>> BEGIN Material provided

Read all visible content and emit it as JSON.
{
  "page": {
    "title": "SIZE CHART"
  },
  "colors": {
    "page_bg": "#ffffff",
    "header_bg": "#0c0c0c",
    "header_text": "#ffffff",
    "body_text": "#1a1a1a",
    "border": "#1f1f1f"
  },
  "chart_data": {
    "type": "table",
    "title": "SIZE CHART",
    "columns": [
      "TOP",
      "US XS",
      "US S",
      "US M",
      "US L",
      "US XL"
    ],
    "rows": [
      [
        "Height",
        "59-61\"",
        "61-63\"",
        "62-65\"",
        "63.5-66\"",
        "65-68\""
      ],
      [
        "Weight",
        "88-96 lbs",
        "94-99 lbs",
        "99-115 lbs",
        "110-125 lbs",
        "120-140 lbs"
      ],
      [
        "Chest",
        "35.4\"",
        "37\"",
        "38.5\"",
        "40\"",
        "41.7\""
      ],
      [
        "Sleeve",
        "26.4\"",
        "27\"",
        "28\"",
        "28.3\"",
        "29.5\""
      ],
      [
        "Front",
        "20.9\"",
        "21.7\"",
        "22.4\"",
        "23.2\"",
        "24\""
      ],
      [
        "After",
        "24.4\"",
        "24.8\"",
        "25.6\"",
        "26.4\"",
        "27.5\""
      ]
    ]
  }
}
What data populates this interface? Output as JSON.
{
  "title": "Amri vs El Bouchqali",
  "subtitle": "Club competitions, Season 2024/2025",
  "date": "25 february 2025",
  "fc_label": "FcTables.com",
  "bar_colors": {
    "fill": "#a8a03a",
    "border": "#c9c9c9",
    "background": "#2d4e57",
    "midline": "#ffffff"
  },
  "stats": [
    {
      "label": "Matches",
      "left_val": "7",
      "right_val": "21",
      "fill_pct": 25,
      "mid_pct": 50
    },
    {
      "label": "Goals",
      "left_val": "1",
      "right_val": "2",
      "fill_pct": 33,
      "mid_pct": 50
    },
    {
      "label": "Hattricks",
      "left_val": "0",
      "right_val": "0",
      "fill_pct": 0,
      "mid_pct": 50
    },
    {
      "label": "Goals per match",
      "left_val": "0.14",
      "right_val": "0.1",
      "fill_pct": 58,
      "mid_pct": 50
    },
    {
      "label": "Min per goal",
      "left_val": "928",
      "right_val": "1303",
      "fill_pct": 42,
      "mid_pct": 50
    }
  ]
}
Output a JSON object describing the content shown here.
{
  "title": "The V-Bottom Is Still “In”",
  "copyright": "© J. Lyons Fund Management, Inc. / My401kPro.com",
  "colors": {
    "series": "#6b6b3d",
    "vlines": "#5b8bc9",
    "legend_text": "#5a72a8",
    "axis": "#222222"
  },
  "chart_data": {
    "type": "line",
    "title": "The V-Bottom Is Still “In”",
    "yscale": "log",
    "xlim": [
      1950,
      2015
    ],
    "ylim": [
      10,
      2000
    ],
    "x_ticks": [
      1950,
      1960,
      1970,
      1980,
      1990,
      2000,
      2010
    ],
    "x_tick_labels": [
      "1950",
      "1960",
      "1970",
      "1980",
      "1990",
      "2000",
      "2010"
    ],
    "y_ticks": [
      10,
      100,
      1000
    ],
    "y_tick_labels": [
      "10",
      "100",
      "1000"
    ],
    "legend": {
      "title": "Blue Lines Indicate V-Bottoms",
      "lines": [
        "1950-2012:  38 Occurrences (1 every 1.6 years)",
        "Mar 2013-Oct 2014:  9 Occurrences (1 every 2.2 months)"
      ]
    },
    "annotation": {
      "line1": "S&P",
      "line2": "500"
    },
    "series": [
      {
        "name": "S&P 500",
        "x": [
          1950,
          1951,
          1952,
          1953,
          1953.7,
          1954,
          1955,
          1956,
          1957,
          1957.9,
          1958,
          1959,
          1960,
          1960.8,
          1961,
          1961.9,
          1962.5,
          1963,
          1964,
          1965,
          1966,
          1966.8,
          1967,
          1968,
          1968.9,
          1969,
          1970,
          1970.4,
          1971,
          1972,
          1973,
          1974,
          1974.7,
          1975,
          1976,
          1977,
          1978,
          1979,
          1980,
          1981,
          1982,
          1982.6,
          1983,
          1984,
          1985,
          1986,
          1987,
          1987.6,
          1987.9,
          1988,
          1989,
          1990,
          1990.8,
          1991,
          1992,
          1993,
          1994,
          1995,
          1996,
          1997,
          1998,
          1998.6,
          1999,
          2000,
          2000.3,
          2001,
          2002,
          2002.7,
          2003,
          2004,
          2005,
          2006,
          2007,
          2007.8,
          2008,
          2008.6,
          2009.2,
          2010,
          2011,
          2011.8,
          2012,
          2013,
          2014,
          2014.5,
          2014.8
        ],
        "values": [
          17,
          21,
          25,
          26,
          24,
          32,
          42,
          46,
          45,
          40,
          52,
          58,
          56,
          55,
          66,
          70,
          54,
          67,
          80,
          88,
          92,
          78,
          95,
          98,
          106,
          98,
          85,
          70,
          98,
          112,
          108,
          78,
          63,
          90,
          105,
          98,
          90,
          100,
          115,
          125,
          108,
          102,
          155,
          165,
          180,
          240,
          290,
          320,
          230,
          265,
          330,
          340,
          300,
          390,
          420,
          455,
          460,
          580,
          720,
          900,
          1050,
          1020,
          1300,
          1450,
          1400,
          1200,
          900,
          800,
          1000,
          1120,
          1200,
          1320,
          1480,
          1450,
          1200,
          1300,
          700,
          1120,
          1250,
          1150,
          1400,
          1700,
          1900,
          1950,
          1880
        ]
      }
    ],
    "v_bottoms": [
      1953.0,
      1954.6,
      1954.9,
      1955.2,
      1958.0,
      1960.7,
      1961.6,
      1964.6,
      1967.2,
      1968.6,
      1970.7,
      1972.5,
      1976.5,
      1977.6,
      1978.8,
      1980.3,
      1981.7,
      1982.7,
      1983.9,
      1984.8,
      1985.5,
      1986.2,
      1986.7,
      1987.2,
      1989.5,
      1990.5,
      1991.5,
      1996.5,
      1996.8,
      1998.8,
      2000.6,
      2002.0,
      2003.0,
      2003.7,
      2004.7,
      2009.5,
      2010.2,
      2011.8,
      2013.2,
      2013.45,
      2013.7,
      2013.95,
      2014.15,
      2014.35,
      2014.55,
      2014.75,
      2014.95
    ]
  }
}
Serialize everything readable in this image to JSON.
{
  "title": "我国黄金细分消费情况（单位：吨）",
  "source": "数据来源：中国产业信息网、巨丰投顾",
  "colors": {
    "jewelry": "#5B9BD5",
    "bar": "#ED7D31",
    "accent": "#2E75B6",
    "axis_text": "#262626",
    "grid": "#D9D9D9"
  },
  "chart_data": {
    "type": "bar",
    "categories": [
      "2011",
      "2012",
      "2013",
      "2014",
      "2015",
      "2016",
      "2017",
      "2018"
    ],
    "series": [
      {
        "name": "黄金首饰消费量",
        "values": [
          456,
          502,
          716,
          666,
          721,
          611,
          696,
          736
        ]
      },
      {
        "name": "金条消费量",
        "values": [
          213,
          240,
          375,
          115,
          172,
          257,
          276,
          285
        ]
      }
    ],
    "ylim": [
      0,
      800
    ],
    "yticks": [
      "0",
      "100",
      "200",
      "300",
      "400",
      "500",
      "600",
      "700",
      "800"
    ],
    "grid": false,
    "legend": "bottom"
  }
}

>> END Material provided

_What is being asked_.
Could you reproduce every record above exactly as it appears?

_The completed task_.
Read all visible content and emit it as JSON.
{
  "page": {
    "title": "SIZE CHART"
  },
  "colors": {
    "page_bg": "#ffffff",
    "header_bg": "#0c0c0c",
    "header_text": "#ffffff",
    "body_text": "#1a1a1a",
    "border": "#1f1f1f"
  },
  "chart_data": {
    "type": "table",
    "title": "SIZE CHART",
    "columns": [
      "TOP",
      "US XS",
      "US S",
      "US M",
      "US L",
      "US XL"
    ],
    "rows": [
      [
        "Height",
        "59-61\"",
        "61-63\"",
        "62-65\"",
        "63.5-66\"",
        "65-68\""
      ],
      [
        "Weight",
        "88-96 lbs",
        "94-99 lbs",
        "99-115 lbs",
        "110-125 lbs",
        "120-140 lbs"
      ],
      [
        "Chest",
        "35.4\"",
        "37\"",
        "38.5\"",
        "40\"",
        "41.7\""
      ],
      [
        "Sleeve",
        "26.4\"",
        "27\"",
        "28\"",
        "28.3\"",
        "29.5\""
      ],
      [
        "Front",
        "20.9\"",
        "21.7\"",
        "22.4\"",
        "23.2\"",
        "24\""
      ],
      [
        "After",
        "24.4\"",
        "24.8\"",
        "25.6\"",
        "26.4\"",
        "27.5\""
      ]
    ]
  }
}
What data populates this interface? Output as JSON.
{
  "title": "Amri vs El Bouchqali",
  "subtitle": "Club competitions, Season 2024/2025",
  "date": "25 february 2025",
  "fc_label": "FcTables.com",
  "bar_colors": {
    "fill": "#a8a03a",
    "border": "#c9c9c9",
    "background": "#2d4e57",
    "midline": "#ffffff"
  },
  "stats": [
    {
      "label": "Matches",
      "left_val": "7",
      "right_val": "21",
      "fill_pct": 25,
      "mid_pct": 50
    },
    {
      "label": "Goals",
      "left_val": "1",
      "right_val": "2",
      "fill_pct": 33,
      "mid_pct": 50
    },
    {
      "label": "Hattricks",
      "left_val": "0",
      "right_val": "0",
      "fill_pct": 0,
      "mid_pct": 50
    },
    {
      "label": "Goals per match",
      "left_val": "0.14",
      "right_val": "0.1",
      "fill_pct": 58,
      "mid_pct": 50
    },
    {
      "label": "Min per goal",
      "left_val": "928",
      "right_val": "1303",
      "fill_pct": 42,
      "mid_pct": 50
    }
  ]
}
Output a JSON object describing the content shown here.
{
  "title": "The V-Bottom Is Still “In”",
  "copyright": "© J. Lyons Fund Management, Inc. / My401kPro.com",
  "colors": {
    "series": "#6b6b3d",
    "vlines": "#5b8bc9",
    "legend_text": "#5a72a8",
    "axis": "#222222"
  },
  "chart_data": {
    "type": "line",
    "title": "The V-Bottom Is Still “In”",
    "yscale": "log",
    "xlim": [
      1950,
      2015
    ],
    "ylim": [
      10,
      2000
    ],
    "x_ticks": [
      1950,
      1960,
      1970,
      1980,
      1990,
      2000,
      2010
    ],
    "x_tick_labels": [
      "1950",
      "1960",
      "1970",
      "1980",
      "1990",
      "2000",
      "2010"
    ],
    "y_ticks": [
      10,
      100,
      1000
    ],
    "y_tick_labels": [
      "10",
      "100",
      "1000"
    ],
    "legend": {
      "title": "Blue Lines Indicate V-Bottoms",
      "lines": [
        "1950-2012:  38 Occurrences (1 every 1.6 years)",
        "Mar 2013-Oct 2014:  9 Occurrences (1 every 2.2 months)"
      ]
    },
    "annotation": {
      "line1": "S&P",
      "line2": "500"
    },
    "series": [
      {
        "name": "S&P 500",
        "x": [
          1950,
          1951,
          1952,
          1953,
          1953.7,
          1954,
          1955,
          1956,
          1957,
          1957.9,
          1958,
          1959,
          1960,
          1960.8,
          1961,
          1961.9,
          1962.5,
          1963,
          1964,
          1965,
          1966,
          1966.8,
          1967,
          1968,
          1968.9,
          1969,
          1970,
          1970.4,
          1971,
          1972,
          1973,
          1974,
          1974.7,
          1975,
          1976,
          1977,
          1978,
          1979,
          1980,
          1981,
          1982,
          1982.6,
          1983,
          1984,
          1985,
          1986,
          1987,
          1987.6,
          1987.9,
          1988,
          1989,
          1990,
          1990.8,
          1991,
          1992,
          1993,
          1994,
          1995,
          1996,
          1997,
          1998,
          1998.6,
          1999,
          2000,
          2000.3,
          2001,
          2002,
          2002.7,
          2003,
          2004,
          2005,
          2006,
          2007,
          2007.8,
          2008,
          2008.6,
          2009.2,
          2010,
          2011,
          2011.8,
          2012,
          2013,
          2014,
          2014.5,
          2014.8
        ],
        "values": [
          17,
          21,
          25,
          26,
          24,
          32,
          42,
          46,
          45,
          40,
          52,
          58,
          56,
          55,
          66,
          70,
          54,
          67,
          80,
          88,
          92,
          78,
          95,
          98,
          106,
          98,
          85,
          70,
          98,
          112,
          108,
          78,
          63,
          90,
          105,
          98,
          90,
          100,
          115,
          125,
          108,
          102,
          155,
          165,
          180,
          240,
          290,
          320,
          230,
          265,
          330,
          340,
          300,
          390,
          420,
          455,
          460,
          580,
          720,
          900,
          1050,
          1020,
          1300,
          1450,
          1400,
          1200,
          900,
          800,
          1000,
          1120,
          1200,
          1320,
          1480,
          1450,
          1200,
          1300,
          700,
          1120,
          1250,
          1150,
          1400,
          1700,
          1900,
          1950,
          1880
        ]
      }
    ],
    "v_bottoms": [
      1953.0,
      1954.6,
      1954.9,
      1955.2,
      1958.0,
      1960.7,
      1961.6,
      1964.6,
      1967.2,
      1968.6,
      1970.7,
      1972.5,
      1976.5,
      1977.6,
      1978.8,
      1980.3,
      1981.7,
      1982.7,
      1983.9,
      1984.8,
      1985.5,
      1986.2,
      1986.7,
      1987.2,
      1989.5,
      1990.5,
      1991.5,
      1996.5,
      1996.8,
      1998.8,
      2000.6,
      2002.0,
      2003.0,
      2003.7,
      2004.7,
      2009.5,
      2010.2,
      2011.8,
      2013.2,
      2013.45,
      2013.7,
      2013.95,
      2014.15,
      2014.35,
      2014.55,
      2014.75,
      2014.95
    ]
  }
}
Serialize everything readable in this image to JSON.
{
  "title": "我国黄金细分消费情况（单位：吨）",
  "source": "数据来源：中国产业信息网、巨丰投顾",
  "colors": {
    "jewelry": "#5B9BD5",
    "bar": "#ED7D31",
    "accent": "#2E75B6",
    "axis_text": "#262626",
    "grid": "#D9D9D9"
  },
  "chart_data": {
    "type": "bar",
    "categories": [
      "2011",
      "2012",
      "2013",
      "2014",
      "2015",
      "2016",
      "2017",
      "2018"
    ],
    "series": [
      {
        "name": "黄金首饰消费量",
        "values": [
          456,
          502,
          716,
          666,
          721,
          611,
          696,
          736
        ]
      },
      {
        "name": "金条消费量",
        "values": [
          213,
          240,
          375,
          115,
          172,
          257,
          276,
          285
        ]
      }
    ],
    "ylim": [
      0,
      800
    ],
    "yticks": [
      "0",
      "100",
      "200",
      "300",
      "400",
      "500",
      "600",
      "700",
      "800"
    ],
    "grid": false,
    "legend": "bottom"
  }
}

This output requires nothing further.